START Supplied information
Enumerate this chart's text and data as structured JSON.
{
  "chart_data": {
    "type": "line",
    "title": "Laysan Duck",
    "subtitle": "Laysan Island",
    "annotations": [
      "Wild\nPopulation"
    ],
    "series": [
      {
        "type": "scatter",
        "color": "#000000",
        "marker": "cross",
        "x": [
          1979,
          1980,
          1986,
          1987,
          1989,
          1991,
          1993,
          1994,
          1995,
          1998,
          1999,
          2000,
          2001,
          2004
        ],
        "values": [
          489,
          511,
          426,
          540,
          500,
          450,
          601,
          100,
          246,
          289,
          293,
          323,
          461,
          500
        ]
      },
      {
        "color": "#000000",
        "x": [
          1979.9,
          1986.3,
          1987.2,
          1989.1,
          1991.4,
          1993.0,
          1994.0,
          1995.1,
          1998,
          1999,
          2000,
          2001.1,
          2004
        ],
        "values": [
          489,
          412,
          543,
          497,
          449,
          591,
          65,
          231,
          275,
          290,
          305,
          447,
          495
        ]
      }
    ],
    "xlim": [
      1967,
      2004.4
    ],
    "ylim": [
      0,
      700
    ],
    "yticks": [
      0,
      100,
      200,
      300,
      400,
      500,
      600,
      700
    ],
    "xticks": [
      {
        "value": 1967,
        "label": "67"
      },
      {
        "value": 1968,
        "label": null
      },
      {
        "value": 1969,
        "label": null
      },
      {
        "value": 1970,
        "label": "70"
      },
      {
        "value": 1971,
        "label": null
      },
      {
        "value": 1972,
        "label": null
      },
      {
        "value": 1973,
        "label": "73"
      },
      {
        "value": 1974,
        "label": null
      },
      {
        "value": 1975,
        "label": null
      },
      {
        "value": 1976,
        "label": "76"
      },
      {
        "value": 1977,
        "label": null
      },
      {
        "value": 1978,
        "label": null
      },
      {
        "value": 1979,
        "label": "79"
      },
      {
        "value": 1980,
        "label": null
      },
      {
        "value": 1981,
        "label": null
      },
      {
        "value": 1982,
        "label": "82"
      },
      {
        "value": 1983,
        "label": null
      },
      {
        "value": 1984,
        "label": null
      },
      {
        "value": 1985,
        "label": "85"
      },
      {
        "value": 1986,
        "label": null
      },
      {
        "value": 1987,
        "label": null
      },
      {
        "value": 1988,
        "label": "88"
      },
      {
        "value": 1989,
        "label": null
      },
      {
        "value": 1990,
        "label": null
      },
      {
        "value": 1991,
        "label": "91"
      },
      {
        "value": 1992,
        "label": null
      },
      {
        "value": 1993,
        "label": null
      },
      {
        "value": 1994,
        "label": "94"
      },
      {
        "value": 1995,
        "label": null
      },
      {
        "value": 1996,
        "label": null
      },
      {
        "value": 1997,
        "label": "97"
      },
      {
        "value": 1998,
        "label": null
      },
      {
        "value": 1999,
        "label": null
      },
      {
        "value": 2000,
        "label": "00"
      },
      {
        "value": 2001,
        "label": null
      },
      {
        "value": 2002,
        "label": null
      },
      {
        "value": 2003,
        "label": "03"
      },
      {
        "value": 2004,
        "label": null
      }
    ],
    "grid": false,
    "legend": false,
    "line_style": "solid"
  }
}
END Supplied information
Word for word, extract all the records.

Enumerate this chart's text and data as structured JSON.
{
  "chart_data": {
    "type": "line",
    "title": "Laysan Duck",
    "subtitle": "Laysan Island",
    "annotations": [
      "Wild\nPopulation"
    ],
    "series": [
      {
        "type": "scatter",
        "color": "#000000",
        "marker": "cross",
        "x": [
          1979,
          1980,
          1986,
          1987,
          1989,
          1991,
          1993,
          1994,
          1995,
          1998,
          1999,
          2000,
          2001,
          2004
        ],
        "values": [
          489,
          511,
          426,
          540,
          500,
          450,
          601,
          100,
          246,
          289,
          293,
          323,
          461,
          500
        ]
      },
      {
        "color": "#000000",
        "x": [
          1979.9,
          1986.3,
          1987.2,
          1989.1,
          1991.4,
          1993.0,
          1994.0,
          1995.1,
          1998,
          1999,
          2000,
          2001.1,
          2004
        ],
        "values": [
          489,
          412,
          543,
          497,
          449,
          591,
          65,
          231,
          275,
          290,
          305,
          447,
          495
        ]
      }
    ],
    "xlim": [
      1967,
      2004.4
    ],
    "ylim": [
      0,
      700
    ],
    "yticks": [
      0,
      100,
      200,
      300,
      400,
      500,
      600,
      700
    ],
    "xticks": [
      {
        "value": 1967,
        "label": "67"
      },
      {
        "value": 1968,
        "label": null
      },
      {
        "value": 1969,
        "label": null
      },
      {
        "value": 1970,
        "label": "70"
      },
      {
        "value": 1971,
        "label": null
      },
      {
        "value": 1972,
        "label": null
      },
      {
        "value": 1973,
        "label": "73"
      },
      {
        "value": 1974,
        "label": null
      },
      {
        "value": 1975,
        "label": null
      },
      {
        "value": 1976,
        "label": "76"
      },
      {
        "value": 1977,
        "label": null
      },
      {
        "value": 1978,
        "label": null
      },
      {
        "value": 1979,
        "label": "79"
      },
      {
        "value": 1980,
        "label": null
      },
      {
        "value": 1981,
        "label": null
      },
      {
        "value": 1982,
        "label": "82"
      },
      {
        "value": 1983,
        "label": null
      },
      {
        "value": 1984,
        "label": null
      },
      {
        "value": 1985,
        "label": "85"
      },
      {
        "value": 1986,
        "label": null
      },
      {
        "value": 1987,
        "label": null
      },
      {
        "value": 1988,
        "label": "88"
      },
      {
        "value": 1989,
        "label": null
      },
      {
        "value": 1990,
        "label": null
      },
      {
        "value": 1991,
        "label": "91"
      },
      {
        "value": 1992,
        "label": null
      },
      {
        "value": 1993,
        "label": null
      },
      {
        "value": 1994,
        "label": "94"
      },
      {
        "value": 1995,
        "label": null
      },
      {
        "value": 1996,
        "label": null
      },
      {
        "value": 1997,
        "label": "97"
      },
      {
        "value": 1998,
        "label": null
      },
      {
        "value": 1999,
        "label": null
      },
      {
        "value": 2000,
        "label": "00"
      },
      {
        "value": 2001,
        "label": null
      },
      {
        "value": 2002,
        "label": null
      },
      {
        "value": 2003,
        "label": "03"
      },
      {
        "value": 2004,
        "label": null
      }
    ],
    "grid": false,
    "legend": false,
    "line_style": "solid"
  }
}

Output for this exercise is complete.